Text section -
=====

The name optimistic is due to the fact that the method expects that
there will be no concurrent access to the atom during the execution
of a single atomic operation.
(3) Server Synchronization: This method updates the atom by the server process
of the requesting process, as suggested by the name. Compared with lock
synchronization and optimistic synchronization, server synchronization offers
full service.
An atom has a unique update server. A process requesting an atomic
operation on the atom sends the request to the atom‘s update server.
The update server may be a specialized server processor (SP) associated
with the atom‘s memory module.
Multitasking Environments
Multitasking exploits parallelism at several levels:
- Functional units are pipelined or chained together.
- Multiple functional units are used concurrently.
- HO and CPU activities are overlapped.
- Multiple CPUs cooperate on a single program to achieve minimal execution time.
In a multitasking environment, the tasks and data structures of a job must be properly
partitioned to allow parallel execution without conflict.
However, the availability of processors, the order of execution, and the completion of
tasks are functions of the run-time conditions of the machine. Therefore, multitasking is
nondeterministic with respect to time.
On the other hand, tasks themselves must be deterministic with respect to results.
To ensure successful multitasking, the user must precisely define and include the
necessary communication and synchronization mechanisms and provide protection for
shared data in critical sections.
Figure 11.4a
A main program forks a subroutine Si and then forks out three additional subroutines S2,
S3 and S4. Macrotasking is best suited to programs with larger, longer-running tasks.
The execution of these four subroutine -calls on a uniprocessor (processor 0) is done
sequentially. Macrotasking can spread the calls across four processors.
Note that each processor may have a different execution time. However, the overall
execution time is reduced due to parallel processing.
Microtasking
This corresponds to multitasking at the loop control level with finer granularity. Compiler
directives are often used to declare parallel execution of independent or dependent
iterations of a looping program construct.
Figure 11.4b illustrates the spread of every four instructions of a Do loop to four
processors simultaneously through microtasking.
When the iterations are independent of each other, microtasking is easier to implement.

=====

Extracted information -

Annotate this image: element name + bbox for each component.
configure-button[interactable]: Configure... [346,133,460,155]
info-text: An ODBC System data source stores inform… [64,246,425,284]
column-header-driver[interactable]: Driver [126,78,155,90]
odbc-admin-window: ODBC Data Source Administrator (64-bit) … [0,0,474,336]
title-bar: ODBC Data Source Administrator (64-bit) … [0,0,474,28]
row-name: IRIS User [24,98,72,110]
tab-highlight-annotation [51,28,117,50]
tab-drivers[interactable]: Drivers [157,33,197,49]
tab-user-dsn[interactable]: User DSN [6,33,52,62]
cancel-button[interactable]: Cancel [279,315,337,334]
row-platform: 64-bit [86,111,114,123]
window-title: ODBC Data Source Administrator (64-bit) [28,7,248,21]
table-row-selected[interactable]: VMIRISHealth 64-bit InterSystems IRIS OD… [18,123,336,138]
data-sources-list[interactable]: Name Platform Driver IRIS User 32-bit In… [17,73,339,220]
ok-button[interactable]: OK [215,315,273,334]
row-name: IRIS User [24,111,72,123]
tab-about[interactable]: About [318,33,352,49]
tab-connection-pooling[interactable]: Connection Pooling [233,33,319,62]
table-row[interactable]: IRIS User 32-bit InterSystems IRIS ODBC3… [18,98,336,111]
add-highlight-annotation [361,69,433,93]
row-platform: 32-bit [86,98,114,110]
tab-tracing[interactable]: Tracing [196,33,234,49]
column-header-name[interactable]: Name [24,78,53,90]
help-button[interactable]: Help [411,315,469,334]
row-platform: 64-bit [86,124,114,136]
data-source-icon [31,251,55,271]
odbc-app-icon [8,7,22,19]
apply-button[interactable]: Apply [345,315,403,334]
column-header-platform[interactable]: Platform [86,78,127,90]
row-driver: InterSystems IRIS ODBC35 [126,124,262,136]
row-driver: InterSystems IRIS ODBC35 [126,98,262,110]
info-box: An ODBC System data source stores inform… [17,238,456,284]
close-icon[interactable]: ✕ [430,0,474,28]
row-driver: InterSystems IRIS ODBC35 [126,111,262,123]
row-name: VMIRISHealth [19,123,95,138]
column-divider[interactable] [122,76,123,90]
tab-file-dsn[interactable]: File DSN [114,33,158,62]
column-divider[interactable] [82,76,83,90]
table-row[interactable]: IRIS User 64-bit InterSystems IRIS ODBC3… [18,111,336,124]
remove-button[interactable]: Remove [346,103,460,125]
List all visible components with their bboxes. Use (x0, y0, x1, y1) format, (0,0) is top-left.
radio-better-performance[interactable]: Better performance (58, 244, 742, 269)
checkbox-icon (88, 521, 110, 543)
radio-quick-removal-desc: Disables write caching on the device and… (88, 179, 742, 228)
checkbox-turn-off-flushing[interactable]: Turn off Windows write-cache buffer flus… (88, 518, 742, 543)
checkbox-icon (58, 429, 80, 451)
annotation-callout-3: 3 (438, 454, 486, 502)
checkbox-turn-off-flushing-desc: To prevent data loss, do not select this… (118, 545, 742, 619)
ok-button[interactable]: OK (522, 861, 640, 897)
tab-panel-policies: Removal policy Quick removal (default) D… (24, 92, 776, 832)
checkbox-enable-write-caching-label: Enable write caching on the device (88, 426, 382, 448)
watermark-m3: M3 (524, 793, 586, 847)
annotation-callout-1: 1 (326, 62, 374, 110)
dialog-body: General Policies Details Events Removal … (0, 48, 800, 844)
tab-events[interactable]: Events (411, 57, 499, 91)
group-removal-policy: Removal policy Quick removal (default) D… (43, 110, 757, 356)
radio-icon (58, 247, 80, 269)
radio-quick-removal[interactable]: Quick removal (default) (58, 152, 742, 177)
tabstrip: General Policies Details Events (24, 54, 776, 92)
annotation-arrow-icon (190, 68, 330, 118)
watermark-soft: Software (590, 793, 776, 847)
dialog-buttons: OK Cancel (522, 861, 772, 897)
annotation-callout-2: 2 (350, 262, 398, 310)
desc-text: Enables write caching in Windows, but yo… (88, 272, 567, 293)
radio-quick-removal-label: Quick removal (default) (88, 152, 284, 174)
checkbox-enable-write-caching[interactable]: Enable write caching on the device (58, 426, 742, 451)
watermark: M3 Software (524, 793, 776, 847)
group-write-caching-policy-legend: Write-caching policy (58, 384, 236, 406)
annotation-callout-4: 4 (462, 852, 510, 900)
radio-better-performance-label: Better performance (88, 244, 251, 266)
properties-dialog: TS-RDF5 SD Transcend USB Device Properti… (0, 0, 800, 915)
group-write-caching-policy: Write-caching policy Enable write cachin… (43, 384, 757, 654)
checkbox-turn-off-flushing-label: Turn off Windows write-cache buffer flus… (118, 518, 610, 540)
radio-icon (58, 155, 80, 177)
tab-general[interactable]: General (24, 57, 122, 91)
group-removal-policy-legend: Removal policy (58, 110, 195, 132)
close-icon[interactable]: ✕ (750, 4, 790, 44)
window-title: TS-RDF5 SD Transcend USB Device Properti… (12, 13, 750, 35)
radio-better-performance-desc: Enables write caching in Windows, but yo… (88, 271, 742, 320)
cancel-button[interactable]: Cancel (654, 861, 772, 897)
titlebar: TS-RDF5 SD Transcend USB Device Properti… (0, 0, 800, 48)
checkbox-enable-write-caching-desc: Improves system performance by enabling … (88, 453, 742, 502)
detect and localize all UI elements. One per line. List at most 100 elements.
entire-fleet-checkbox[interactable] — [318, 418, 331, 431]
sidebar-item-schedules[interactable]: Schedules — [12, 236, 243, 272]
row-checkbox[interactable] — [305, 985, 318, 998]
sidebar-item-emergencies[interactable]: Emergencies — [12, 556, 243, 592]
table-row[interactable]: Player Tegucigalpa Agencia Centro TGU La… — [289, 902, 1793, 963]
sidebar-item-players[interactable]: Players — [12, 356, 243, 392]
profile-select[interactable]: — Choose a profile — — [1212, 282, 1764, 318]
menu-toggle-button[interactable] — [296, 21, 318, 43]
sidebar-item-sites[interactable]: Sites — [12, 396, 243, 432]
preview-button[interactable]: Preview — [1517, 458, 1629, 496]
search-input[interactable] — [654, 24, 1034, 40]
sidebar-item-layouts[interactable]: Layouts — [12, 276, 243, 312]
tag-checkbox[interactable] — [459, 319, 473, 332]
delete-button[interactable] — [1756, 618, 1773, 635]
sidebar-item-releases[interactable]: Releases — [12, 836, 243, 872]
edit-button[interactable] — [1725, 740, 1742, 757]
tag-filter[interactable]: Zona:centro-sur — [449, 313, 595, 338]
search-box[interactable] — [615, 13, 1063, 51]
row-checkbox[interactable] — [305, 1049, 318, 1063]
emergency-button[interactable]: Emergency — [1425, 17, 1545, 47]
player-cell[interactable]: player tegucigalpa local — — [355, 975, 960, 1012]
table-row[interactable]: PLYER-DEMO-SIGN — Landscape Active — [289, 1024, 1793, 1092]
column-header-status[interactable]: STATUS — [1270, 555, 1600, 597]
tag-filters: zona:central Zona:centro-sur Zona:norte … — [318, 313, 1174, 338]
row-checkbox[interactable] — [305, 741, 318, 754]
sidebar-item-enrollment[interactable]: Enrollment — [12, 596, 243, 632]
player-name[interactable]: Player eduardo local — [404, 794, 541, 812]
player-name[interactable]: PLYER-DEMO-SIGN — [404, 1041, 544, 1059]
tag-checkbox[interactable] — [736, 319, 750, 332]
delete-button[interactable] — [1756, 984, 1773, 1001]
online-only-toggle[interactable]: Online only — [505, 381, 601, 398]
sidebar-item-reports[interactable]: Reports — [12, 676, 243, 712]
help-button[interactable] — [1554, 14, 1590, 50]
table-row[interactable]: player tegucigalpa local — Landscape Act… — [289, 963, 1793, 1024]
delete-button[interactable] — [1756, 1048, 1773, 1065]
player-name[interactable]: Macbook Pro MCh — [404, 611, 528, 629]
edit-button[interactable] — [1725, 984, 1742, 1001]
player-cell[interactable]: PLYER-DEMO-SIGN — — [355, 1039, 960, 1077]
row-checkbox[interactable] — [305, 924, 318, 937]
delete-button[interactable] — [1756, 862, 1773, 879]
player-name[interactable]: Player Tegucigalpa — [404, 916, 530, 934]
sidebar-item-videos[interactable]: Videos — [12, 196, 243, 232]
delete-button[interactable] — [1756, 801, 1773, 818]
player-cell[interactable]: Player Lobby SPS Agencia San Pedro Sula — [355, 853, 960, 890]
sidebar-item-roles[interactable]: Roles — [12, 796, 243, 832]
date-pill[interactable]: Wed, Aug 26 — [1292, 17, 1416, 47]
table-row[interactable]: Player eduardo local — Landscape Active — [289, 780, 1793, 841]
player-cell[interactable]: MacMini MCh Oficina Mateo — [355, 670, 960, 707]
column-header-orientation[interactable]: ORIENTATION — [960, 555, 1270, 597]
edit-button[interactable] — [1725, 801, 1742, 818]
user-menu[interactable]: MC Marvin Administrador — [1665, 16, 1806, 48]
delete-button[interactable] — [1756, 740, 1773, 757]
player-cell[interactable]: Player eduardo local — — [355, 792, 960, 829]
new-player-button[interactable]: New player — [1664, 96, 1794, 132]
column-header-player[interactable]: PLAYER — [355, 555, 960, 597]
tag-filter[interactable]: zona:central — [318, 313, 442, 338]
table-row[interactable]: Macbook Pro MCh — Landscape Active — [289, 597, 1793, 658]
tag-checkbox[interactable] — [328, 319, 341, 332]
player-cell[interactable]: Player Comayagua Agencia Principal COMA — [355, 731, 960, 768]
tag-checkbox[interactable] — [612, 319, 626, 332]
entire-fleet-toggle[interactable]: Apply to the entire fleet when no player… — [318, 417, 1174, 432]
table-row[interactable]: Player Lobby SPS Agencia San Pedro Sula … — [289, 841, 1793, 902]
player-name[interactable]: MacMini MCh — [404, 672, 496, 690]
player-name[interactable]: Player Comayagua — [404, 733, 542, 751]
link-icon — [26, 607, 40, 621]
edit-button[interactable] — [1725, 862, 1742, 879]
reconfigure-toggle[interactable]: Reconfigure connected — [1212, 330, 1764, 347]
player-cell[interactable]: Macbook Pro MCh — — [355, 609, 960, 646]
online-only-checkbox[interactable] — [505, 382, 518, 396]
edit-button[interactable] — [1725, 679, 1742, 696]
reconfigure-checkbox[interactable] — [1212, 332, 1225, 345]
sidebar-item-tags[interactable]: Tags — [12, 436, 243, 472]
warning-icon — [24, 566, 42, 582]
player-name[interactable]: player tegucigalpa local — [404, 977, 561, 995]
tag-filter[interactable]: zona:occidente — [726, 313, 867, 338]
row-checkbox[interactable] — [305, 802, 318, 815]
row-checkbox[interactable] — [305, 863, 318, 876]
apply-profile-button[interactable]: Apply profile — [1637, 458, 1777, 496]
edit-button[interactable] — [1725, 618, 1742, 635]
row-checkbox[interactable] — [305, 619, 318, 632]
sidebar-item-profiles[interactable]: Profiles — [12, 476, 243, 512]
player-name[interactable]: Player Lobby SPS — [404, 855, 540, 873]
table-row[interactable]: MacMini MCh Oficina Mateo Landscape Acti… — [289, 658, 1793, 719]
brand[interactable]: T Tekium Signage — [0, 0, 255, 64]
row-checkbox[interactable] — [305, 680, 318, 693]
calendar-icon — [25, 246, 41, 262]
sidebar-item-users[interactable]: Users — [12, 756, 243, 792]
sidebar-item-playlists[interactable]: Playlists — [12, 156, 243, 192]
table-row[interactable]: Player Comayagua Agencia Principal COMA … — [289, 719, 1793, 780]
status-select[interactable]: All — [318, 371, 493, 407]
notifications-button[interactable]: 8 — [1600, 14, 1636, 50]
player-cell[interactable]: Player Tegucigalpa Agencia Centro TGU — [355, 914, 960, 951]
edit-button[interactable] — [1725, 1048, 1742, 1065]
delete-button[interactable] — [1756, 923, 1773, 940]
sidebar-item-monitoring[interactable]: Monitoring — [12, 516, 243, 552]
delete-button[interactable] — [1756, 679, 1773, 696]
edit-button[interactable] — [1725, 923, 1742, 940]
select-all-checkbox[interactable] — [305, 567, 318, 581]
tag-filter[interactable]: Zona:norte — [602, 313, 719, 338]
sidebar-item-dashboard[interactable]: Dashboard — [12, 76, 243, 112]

=====

Problems and tasks -
A) In the text on synchronization and multitasking, translate this sentence into Spanish: "In a multitasking environment, the tasks and data structures of a job must be properly partitioned to allow parallel execution without conflict."
B) Write the next few sentences of the text on synchronization and multitasking, picking up after its last line.

The replies -
A) En un entorno multitarea, las tareas y las estructuras de datos de un trabajo deben dividirse adecuadamente para permitir la ejecución en paralelo sin conflictos.

B)
When dependence does exist between the iterations, the system must resolve the
dependence before parallel execution can be continued.
Interprocessor communication is needed to resolve the dependences.
In addition to working efficiently on parts of programs where the granularity is small,
microtasking works well when the number of processors available for the job is unknown
or may vary during the program's execution.
Figure 11.4b
Autotasking
The autotasking feature automatically divides a program into discrete tasks for parallel
execution on a multiprocessor. In the past, macrotasking was achieved by direct
programmer intervention. Microtasking was aided by an interactive compiler.
Autotasking demands much higher degrees of automation. Only some Cray
multiprocessors, like the Cray Y-MP and C-90, were provided with autotasking software.
Autotasking is based on the microtasking design and shares several advantages with
microtasking: very low overhead synchronization cost, excellent dynamic performance
independent of the number of processors available, both large and small granularity
parallelism, and so on.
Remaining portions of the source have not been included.